◆ Collected data
------------------------------------------------------------

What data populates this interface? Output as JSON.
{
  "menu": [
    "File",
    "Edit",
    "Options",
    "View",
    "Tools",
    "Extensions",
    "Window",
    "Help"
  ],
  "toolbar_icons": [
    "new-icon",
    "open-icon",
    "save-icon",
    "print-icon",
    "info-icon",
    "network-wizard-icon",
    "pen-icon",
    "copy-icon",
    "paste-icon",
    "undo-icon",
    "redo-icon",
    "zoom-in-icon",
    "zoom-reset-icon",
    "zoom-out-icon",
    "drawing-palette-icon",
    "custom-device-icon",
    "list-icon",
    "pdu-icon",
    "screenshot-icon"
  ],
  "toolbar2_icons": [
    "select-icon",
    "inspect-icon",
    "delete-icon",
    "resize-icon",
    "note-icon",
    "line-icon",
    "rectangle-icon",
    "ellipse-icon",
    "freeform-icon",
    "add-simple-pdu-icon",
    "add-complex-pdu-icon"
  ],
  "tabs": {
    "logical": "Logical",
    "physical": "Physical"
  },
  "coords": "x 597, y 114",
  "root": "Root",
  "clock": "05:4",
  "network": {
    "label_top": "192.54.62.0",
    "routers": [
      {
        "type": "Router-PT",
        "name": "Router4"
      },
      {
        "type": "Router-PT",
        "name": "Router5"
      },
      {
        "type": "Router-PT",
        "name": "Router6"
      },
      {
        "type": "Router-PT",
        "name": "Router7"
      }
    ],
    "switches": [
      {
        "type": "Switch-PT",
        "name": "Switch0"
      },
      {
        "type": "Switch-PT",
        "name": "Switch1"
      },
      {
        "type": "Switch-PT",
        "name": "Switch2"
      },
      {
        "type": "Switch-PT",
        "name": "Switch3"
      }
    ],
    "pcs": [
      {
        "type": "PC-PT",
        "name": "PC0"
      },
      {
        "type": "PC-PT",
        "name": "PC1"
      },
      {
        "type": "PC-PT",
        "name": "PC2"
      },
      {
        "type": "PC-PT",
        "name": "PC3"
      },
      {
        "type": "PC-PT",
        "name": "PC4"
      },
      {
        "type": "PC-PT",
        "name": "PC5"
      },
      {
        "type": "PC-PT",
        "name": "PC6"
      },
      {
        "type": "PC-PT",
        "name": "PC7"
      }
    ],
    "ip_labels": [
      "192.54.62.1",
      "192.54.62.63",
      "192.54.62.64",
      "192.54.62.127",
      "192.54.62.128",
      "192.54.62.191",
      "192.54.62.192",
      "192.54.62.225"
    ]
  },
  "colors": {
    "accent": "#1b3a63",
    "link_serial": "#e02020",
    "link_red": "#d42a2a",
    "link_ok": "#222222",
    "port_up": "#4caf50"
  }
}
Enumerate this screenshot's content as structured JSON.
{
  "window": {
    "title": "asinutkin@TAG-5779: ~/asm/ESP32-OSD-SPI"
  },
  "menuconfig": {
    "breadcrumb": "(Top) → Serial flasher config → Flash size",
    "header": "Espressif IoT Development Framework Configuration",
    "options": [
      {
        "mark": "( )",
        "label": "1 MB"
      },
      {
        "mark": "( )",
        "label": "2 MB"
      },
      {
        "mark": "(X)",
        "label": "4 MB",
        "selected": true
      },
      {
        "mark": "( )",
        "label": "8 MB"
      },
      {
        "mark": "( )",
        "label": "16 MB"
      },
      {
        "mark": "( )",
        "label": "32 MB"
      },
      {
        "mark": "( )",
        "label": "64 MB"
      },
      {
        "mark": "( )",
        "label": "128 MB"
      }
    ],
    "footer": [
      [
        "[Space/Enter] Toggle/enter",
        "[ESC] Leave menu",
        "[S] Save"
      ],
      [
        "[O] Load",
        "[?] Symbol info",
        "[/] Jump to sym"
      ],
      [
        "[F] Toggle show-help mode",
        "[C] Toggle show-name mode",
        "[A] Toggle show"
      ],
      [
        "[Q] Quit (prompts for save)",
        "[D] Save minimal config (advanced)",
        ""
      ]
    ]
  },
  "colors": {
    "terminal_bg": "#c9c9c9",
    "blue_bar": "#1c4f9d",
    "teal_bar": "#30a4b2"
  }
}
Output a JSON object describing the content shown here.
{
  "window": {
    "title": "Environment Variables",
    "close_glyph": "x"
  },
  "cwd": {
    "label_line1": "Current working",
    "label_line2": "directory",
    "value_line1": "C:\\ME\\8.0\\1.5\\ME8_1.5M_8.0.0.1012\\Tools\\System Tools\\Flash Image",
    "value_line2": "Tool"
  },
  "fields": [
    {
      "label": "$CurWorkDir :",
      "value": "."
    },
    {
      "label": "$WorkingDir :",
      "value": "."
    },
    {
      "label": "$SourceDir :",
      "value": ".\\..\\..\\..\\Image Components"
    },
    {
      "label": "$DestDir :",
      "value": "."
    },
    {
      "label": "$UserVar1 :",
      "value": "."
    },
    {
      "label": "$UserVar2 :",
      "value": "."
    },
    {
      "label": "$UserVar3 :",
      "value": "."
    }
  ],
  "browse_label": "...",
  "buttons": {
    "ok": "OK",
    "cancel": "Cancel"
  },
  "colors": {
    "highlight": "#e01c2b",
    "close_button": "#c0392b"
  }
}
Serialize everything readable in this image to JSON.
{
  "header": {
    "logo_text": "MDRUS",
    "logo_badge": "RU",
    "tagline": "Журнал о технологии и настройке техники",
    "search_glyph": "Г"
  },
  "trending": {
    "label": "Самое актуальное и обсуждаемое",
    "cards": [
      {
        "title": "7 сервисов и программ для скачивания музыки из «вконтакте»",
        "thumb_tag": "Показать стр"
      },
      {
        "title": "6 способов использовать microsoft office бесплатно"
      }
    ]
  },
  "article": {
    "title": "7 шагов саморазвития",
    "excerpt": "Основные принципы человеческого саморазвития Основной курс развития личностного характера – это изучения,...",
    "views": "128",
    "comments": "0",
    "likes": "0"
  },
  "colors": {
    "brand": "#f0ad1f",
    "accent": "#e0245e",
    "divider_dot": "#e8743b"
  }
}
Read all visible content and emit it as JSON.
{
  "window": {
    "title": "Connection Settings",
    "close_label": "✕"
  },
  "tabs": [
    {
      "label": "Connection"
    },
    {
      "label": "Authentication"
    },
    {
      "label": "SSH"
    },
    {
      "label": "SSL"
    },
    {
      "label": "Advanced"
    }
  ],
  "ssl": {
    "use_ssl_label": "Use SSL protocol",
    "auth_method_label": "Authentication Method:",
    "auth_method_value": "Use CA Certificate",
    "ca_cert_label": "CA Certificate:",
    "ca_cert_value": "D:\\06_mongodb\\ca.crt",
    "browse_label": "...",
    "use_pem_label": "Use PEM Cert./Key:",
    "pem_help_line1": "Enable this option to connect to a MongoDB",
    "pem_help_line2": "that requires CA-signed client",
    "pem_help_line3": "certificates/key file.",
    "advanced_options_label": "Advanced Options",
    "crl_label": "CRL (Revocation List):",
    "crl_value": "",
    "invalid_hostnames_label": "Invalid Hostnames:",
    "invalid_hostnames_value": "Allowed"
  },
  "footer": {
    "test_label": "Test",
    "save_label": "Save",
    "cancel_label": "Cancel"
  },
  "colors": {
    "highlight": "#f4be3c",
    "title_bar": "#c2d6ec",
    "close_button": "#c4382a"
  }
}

------------------------------------------------------------

In the records above, find each line holding "Output" and copy it.

What data populates this interface? Output as JSON.
Output a JSON object describing the content shown here.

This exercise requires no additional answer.